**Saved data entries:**
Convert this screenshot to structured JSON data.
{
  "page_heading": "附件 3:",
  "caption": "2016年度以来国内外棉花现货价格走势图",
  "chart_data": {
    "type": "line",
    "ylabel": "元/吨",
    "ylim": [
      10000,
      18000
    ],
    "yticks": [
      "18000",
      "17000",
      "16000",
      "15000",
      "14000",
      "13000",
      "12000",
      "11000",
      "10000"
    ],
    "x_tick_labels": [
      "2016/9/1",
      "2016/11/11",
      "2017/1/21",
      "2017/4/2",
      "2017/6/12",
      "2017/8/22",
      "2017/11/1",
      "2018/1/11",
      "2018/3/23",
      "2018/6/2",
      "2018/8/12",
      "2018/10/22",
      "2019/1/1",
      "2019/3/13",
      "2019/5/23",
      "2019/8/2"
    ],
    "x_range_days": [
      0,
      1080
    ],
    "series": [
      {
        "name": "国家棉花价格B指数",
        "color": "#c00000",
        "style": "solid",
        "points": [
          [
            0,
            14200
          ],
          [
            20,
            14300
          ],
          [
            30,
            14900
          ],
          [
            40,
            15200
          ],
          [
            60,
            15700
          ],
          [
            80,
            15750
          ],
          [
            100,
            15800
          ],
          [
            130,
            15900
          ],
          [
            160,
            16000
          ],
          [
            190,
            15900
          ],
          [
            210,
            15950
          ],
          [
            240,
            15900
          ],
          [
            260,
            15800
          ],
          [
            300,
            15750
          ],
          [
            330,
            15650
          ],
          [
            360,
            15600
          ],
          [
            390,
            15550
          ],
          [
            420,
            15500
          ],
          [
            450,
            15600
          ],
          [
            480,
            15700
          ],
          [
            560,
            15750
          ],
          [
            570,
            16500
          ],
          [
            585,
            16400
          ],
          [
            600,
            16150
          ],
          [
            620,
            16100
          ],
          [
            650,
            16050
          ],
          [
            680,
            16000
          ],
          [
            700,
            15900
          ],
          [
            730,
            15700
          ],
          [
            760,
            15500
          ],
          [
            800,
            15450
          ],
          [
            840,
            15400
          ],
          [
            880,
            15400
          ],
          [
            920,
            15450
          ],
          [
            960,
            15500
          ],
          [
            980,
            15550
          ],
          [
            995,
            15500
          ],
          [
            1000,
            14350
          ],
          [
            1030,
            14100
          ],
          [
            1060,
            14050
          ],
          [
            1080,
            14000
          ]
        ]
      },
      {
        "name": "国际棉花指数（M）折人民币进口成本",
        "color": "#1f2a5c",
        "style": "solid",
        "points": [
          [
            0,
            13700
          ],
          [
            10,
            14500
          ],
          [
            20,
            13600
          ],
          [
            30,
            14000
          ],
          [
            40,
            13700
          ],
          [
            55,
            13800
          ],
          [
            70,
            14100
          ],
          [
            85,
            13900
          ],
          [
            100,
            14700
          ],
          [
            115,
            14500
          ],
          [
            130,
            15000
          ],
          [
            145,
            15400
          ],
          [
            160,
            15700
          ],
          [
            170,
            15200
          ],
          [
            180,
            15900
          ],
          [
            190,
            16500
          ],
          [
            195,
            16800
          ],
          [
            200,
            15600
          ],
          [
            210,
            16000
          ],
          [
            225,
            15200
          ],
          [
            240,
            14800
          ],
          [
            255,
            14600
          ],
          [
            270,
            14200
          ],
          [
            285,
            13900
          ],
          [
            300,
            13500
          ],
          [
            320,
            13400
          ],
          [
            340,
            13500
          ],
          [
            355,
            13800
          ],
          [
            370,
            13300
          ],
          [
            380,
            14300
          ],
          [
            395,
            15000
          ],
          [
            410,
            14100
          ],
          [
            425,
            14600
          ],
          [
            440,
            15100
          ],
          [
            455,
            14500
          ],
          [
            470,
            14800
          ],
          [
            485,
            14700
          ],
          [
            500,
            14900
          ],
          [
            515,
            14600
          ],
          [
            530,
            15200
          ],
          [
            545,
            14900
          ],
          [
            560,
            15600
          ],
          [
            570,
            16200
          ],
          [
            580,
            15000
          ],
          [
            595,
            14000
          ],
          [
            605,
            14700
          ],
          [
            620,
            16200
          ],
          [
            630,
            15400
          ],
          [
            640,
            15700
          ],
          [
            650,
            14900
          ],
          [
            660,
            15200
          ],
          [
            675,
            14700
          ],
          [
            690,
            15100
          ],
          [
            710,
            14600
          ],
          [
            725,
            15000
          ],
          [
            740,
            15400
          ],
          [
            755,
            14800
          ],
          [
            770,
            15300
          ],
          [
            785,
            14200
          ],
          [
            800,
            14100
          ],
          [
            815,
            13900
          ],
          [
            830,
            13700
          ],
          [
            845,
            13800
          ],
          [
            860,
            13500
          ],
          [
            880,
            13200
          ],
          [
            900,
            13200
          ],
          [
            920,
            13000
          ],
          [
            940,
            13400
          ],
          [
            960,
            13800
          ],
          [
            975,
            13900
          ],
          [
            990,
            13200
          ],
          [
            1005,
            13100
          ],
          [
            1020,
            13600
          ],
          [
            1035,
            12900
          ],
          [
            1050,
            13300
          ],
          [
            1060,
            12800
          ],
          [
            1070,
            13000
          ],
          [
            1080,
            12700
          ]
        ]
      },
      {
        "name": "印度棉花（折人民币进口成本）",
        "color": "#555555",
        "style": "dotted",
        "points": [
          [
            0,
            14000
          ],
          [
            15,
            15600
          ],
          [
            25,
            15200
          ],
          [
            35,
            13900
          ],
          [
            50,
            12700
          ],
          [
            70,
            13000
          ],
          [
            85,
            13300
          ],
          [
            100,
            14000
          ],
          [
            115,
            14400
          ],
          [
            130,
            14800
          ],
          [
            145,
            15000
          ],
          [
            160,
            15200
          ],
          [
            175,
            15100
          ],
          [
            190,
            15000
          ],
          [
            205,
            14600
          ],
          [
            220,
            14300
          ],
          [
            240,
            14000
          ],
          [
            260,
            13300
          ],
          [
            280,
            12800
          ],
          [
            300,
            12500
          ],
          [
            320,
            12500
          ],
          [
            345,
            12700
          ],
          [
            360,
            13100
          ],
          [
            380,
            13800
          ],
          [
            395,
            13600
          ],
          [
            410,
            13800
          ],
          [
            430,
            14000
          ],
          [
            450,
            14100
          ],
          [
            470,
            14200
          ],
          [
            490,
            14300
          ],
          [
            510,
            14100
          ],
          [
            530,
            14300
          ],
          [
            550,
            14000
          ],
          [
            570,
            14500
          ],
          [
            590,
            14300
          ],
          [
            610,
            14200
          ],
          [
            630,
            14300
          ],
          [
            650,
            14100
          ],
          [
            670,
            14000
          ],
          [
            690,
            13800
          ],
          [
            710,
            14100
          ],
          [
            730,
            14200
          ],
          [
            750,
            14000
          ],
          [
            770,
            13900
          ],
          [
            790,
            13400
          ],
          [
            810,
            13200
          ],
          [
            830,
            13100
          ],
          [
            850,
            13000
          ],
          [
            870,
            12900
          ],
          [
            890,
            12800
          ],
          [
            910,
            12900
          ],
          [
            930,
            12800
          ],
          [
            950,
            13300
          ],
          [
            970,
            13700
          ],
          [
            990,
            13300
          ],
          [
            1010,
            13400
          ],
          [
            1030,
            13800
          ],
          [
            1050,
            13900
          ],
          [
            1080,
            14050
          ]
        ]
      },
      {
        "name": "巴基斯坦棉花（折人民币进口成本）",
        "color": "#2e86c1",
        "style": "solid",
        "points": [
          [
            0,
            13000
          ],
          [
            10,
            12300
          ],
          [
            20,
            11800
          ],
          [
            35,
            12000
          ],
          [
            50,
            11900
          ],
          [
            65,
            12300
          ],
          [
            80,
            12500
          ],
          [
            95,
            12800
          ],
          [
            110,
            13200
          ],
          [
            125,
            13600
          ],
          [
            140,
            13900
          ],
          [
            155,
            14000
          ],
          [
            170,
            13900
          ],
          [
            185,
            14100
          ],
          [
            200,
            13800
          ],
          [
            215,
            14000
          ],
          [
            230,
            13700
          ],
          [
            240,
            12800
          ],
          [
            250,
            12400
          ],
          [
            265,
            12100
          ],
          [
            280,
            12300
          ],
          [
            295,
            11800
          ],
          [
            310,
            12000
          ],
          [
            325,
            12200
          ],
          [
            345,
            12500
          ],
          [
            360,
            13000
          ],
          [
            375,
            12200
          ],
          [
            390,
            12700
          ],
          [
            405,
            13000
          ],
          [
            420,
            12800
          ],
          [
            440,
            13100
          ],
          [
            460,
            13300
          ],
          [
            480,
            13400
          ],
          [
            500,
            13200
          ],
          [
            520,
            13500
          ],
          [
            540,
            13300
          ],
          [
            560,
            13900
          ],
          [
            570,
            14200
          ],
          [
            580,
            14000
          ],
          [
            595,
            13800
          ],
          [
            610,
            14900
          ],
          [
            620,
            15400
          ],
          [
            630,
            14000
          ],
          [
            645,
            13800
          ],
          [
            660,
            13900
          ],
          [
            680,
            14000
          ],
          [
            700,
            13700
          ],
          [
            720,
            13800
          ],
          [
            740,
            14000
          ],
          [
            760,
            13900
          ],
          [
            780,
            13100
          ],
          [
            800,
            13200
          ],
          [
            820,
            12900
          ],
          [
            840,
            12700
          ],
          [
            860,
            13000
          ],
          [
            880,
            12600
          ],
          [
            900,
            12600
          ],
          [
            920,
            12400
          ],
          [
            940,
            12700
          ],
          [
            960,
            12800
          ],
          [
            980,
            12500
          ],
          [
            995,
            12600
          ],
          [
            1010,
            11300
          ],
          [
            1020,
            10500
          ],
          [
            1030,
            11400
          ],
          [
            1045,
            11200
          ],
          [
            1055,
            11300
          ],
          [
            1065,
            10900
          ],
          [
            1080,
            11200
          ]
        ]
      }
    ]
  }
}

**Stated exercise:** Provide the number of lines in the entries that include "color", and no other text.

**Task output:** 4